34th British Mathematical Olympiad 1998 Problems

34th British Mathematical Olympiad 1998 Problems

1.  A station issues 3800 tickets covering 200 destinations. Show that there are at least 6 destinations for which the number of tickets sold is the same. Show that this is not necessarily true for 7.

2.  The triangle ABC has ∠A > ∠C. P lies inside the triangle so that ∠PAC = ∠C. Q is taken outside the triangle so that BQ parallel to AC and PQ is parallel to AB. R is taken on AC (on the same side of the line AP as C) so that ∠PRQ = ∠C. Show that the circles ABC and PQR touch.

3.  a, b, c are positive integers satisfying 1/a - 1/b = 1/c and d is their greatest common divisor. Prove that abcd and d(b - a) are squares.

4.  Show that:     xy + yz + zx = 12

      xyz - x - y - z = 2 have a unique solution in the positive reals. Show that there is a solution with x, y, z distinct reals.

Solutions

Problem 1

A station issues 3800 tickets covering 200 destinations. Show that there are at least 6 destinations for which the number of tickets sold is the same. Show that this is not necessarily true for 7.

Solution

There is some ambiguity as to whether the station can issue 0 tickets for a particular destination. Suppose 5 destinations had 0 tickets, then would it be true that the station issued "3800 tickets covering 200 destinations"? It would be more natural to say 3800 tickets covering 195 destinations. However, the point is not important, because the result is true either way.

If we allow zero, then the smallest possible number of tickets that could be sold if no more than 5 destinations had the same number of tickets would be 5(1 + 2 + ... + 39) = 5·39·40/2 = 3900. The number of tickets would obviously be higher if we did not allow zero. In any case, only 3800 tickets were sold, so at least 6 destinations have the same number of tickets.

However, 6(1 + 2 + ... 33) + 34 + 400 = 6·33·34/2 + 434 = 3800 and 6·33 + 2 = 200, so there could be 6 destinations with just 1 ticket, 6 with just 2 tickets and so on, up to 6 with just 33 tickets, then 1 destination with 34 tickets and 1 with 400 tickets. In this case there is no group of 7 or more destinations with the same number of tickets. 

Problem 2

The triangle ABC has ∠A > ∠C. P lies inside the triangle so that ∠PAC = ∠C. Q is taken outside the triangle so that BQ parallel to AC and PQ is parallel to AB. R is taken on AC (on the same side of the line AP as C) so that ∠PRQ = ∠C. Show that the circles ABC and PQR touch.

Solution

Let the lines BQ and AP meet at X. We show that the circles touch at X.

By construction ∠PAC = ∠C. BQ is parallel to AC, so ∠BXA = ∠C. Also by construction ∠PRQ = ∠C. So ∠PRQ = ∠PXQ and hence X lies on the circle PQR. But since ∠BXA (another name for ∠PXQ) = ∠C, X also lies on the circle ABC.

Finally, since PQ is parallel to AB, ∠BAX = ∠QPX, so the angles made by the tangents at X to the circles ABC and PQR with the chord BQX are the same. Hence the tangents coincide and the circles touch at X.

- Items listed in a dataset
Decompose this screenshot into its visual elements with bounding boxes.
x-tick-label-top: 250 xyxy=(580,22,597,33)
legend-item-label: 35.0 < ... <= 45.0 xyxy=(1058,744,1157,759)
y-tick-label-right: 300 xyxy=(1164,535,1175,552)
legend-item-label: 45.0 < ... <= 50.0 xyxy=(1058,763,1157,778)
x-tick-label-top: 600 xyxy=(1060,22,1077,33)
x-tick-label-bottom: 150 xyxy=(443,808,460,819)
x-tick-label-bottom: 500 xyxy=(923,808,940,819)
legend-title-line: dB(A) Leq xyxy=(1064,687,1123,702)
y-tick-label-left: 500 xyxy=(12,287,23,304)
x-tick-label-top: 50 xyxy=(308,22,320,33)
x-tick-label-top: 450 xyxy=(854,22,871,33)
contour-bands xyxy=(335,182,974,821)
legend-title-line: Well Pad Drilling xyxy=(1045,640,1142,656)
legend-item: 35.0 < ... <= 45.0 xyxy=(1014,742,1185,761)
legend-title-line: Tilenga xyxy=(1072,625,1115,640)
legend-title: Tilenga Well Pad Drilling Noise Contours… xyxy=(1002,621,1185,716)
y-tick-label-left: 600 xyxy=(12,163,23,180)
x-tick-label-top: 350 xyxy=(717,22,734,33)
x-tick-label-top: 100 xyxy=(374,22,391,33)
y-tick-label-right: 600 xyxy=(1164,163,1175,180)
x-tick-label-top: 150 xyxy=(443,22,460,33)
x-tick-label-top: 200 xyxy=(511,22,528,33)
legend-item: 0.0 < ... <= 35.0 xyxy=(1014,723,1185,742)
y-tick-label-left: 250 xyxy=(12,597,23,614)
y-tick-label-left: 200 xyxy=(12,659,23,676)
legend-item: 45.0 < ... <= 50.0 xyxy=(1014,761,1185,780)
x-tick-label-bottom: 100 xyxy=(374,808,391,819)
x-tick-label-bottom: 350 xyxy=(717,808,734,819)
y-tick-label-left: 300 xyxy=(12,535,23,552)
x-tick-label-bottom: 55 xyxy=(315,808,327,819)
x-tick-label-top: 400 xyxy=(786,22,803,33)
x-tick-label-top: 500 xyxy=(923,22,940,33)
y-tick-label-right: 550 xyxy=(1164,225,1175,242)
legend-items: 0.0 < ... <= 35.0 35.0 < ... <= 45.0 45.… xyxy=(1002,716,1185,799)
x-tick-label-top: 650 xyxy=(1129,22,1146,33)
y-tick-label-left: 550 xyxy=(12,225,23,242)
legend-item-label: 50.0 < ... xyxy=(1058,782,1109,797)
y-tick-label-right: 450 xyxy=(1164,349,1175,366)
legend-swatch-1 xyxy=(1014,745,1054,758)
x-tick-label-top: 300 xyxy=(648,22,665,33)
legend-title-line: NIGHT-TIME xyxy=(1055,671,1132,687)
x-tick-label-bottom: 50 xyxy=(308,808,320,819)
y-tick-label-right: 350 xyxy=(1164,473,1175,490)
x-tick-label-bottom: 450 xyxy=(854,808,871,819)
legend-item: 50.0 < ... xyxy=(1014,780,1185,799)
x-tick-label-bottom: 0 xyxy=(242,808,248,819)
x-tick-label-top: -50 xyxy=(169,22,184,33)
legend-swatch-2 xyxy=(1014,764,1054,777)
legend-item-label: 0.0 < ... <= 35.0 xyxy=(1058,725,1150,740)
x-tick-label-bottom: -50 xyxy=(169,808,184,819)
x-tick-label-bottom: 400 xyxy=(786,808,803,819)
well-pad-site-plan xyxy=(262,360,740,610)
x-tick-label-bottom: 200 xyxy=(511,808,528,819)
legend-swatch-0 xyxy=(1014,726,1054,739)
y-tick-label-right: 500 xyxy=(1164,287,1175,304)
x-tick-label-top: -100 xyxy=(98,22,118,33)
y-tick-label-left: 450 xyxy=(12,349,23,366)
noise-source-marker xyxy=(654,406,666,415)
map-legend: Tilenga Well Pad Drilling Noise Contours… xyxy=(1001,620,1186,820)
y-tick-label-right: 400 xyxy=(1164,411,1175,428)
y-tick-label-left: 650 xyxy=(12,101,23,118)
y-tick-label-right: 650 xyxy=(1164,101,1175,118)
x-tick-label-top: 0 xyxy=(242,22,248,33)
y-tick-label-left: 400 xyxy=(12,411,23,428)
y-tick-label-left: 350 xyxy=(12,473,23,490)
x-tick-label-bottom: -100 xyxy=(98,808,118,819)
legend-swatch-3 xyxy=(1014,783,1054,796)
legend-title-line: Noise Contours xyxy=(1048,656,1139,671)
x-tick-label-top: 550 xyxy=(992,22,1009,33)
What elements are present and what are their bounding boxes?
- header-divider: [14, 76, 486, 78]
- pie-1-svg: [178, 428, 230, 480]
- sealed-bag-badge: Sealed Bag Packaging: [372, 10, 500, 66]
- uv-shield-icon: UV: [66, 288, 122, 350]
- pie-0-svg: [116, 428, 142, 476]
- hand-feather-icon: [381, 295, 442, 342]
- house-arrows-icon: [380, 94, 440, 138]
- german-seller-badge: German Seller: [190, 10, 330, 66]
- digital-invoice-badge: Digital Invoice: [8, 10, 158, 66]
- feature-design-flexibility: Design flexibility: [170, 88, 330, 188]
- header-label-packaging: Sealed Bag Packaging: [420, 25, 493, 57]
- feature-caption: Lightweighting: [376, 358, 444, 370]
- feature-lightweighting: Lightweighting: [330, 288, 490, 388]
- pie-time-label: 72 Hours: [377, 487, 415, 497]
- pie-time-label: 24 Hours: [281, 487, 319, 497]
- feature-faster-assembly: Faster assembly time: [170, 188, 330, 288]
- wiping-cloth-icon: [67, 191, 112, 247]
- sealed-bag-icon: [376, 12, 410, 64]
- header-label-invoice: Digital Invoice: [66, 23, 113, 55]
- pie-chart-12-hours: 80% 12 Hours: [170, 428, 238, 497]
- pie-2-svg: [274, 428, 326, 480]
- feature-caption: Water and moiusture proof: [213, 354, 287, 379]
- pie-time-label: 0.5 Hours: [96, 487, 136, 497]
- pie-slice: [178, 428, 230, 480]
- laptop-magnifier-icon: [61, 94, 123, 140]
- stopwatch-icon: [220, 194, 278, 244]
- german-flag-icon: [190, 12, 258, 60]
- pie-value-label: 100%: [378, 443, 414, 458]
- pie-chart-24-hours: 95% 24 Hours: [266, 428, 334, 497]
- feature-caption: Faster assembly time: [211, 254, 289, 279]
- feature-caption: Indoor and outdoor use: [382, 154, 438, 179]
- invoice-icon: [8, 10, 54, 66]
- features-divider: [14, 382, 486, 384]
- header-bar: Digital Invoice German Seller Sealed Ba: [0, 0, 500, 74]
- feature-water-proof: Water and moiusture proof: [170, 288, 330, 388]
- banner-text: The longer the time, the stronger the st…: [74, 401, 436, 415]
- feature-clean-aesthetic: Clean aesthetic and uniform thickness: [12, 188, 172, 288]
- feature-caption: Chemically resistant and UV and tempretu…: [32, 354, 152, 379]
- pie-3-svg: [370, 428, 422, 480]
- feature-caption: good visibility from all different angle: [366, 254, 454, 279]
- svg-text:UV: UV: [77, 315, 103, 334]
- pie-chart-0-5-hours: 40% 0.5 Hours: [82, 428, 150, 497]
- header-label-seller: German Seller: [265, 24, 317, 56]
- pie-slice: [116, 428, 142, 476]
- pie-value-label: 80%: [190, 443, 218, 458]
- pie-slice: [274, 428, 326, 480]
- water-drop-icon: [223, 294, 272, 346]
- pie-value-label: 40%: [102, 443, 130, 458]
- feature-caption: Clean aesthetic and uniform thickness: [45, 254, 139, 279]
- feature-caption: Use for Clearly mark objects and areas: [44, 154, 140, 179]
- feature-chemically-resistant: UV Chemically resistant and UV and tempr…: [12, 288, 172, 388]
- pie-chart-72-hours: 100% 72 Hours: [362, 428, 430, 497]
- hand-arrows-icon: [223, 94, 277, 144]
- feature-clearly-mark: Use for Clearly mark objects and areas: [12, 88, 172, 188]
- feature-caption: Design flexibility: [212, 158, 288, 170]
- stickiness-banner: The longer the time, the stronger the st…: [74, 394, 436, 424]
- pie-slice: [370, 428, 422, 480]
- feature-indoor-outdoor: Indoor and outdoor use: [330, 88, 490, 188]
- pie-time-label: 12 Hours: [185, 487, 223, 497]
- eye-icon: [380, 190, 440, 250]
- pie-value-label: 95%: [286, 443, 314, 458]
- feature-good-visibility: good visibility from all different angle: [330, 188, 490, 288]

- REQUIRED TASKS
**a.** From the statement of Problem 2 in the olympiad text, list every point named by a single capital letter.
**b.** Pick up the olympiad text after its final sentence and carry it forward.

- ANSWERS TO THE TASKS
**a.** A, B, C, P, Q, R

**b.**
Problem 3

a, b, c are positive integers satisfying 1/a - 1/b = 1/c and d is their greatest common divisor. Prove that abcd and d(b - a) are squares.

Solution

Let A = a/d, B = b/d, C = c/d, so that A, B, C have greatest common divisor 1. We have 1/A - 1/B = 1/C, so AB = C(B - A). We show that (B - A) must be a square.

If not, then there is a prime p such that the highest power of p dividing (B - A) is p^2r+1 for some r. Now if p^r+1 divides A, then it also divides B = (B - A) + A. Hence p^2r+2 divides AB. But p cannot divide C (since A, B, C have no common factor), so p^2r+2 divides (B - A). Contradiction. So at most p^r divides A, and similarly B. Hence at most p^2r divides AB and hence (B - A). Contradiction. That establishes that (B - A) is a square. But ABC(B - A) = ABAB, so ABC(B - A) is a square, and hence also ABC(B - A)/(B - A) = ABC.

Hence (b - a)d = d²(B - A) and abcd = d⁴ABC are squares. 

Problem 4

Show that:     xy + yz + zx = 12
      xyz - x - y - z = 2

have a unique solution in the positive reals. Show that there is a solution with x, y, z distinct reals.

Solution

Obviously 2, 2, 2 is a solution (in the positive reals). If we regard z as known, then we have x + y = (11z - 2)/(z² + 1), xy = (z² + 2z + 12)/(z² + 1). So necessary and sufficient conditions for x, y, z to be positive reals are: (11z - 2)² > 4(z² + 2z + 12)(z² + 1) (*) (which ensures that x and y are real) and z > 2/11 (which then ensures that they and z are positive).

(*) becomes 4z⁴ + 8z³ - 69z² + 52z + 44 ≤ 0, or (z - 2)²(2z + 11)(2z + 1) ≤ 0. This is satisfied for -11/2 ≤ z ≤ -1/2 and z = 2. So the only positive solution is z = 2 (and hence x = 2, y = 2 also, since the problem is symmetrical between x, y and z).

For other real solutions we should look at values in the range -11/2 to -1/2. z = -1 does not help (we get the non-distinct -1, -1, -11/2). z = -2 gives x = - (12 + 2√21)/5, y = - (12 - 2√21)/5, which are real and distinct.

A better solution to the first part was provided by Arne Smeets

So assume x, y, z are postive and put w = (xyz)^1/3. Using AM/GM on xy + yz + zx = 12, we get 12 ≥ 3 w², so w ≤ 2. Using AM/GM on the other equation we get w³ ≥ 2 + 3w, or (w - 2)(w + 1)² >= 0, so w ≥ 2. Hence w = 2. But we only get equality in AM/GM if the terms are equal, so x = y = z = 2.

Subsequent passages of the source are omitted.